-- Do this --
Could you carry the forum post about correcting cluster memberships interactively in R further, picking up from where it stops?

-- Excerpted text --
━━━━━━━━━━━━━━━━━━━━

I have a large number of pair of X and Y variables along with their cluster membership column. Cluster membership (group) may not be always right (limitation in perfection of clustering algorithm), I want to interactively visualize the clusters and manipulate the cluster memberships to identified points.
I tried rggobi and the following is the point I was able to get to (I do not mean that I need to use rggobi / ggobi, if better options are available you are welcome to suggest).
# data
set.seed (1234)
c1 <- rnorm (40, 0.1, 0.02); c2 <- rnorm (40, 0.3, 0.01)
c3 <- rnorm (40, 0.5, 0.01); c4 <- rnorm (40, 0.7, 0.01)
c5 <- rnorm (40, 0.9, 0.03)
Yv <- 0.3 + rnorm (200, 0.05, 0.05)
myd <- data.frame (Xv = round (c(c1, c2, c3, c4, c5), 2), Yv = round (Yv, 2),
cltr = factor (rep(1:5, each = 40)))
require(rggobi)
g <- ggobi(myd)

━━━━━━━━━━━━━━━━━━━━

-- Given information --
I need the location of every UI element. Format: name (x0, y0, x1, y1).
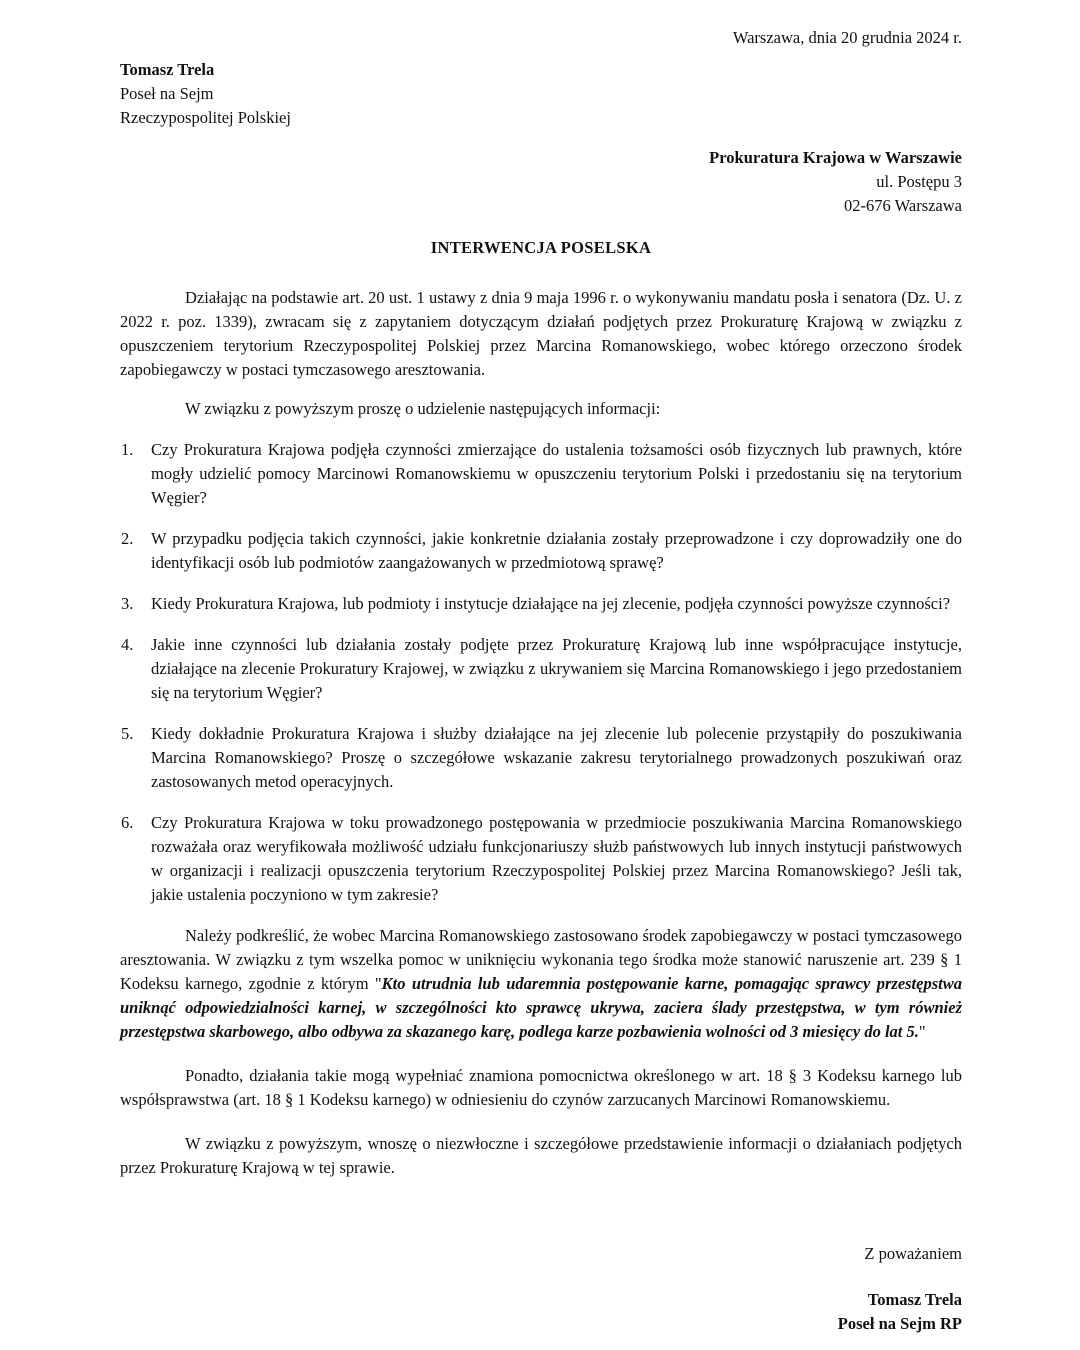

━━━━━━━━━━━━━━━━━━━━

-- Answer to the problem --
display(g[1], vars=list(X="Xv", Y="Yv"))
You can see five clusters, colored differently with cltr variable. I manually identified the points that are outliers and I want to make their value to NA in the cltr variable. Is their any easy way to disassociate such membership and write to file.
You could try identify to get the indices of the points manually:
## use base::plot
plot(myd$Xv, myd$Yv, col=myd$cltr)
exclude <- identify(myd$Xv, myd$Yv) ## left click on the points you want to exclude (right click to stop/finish)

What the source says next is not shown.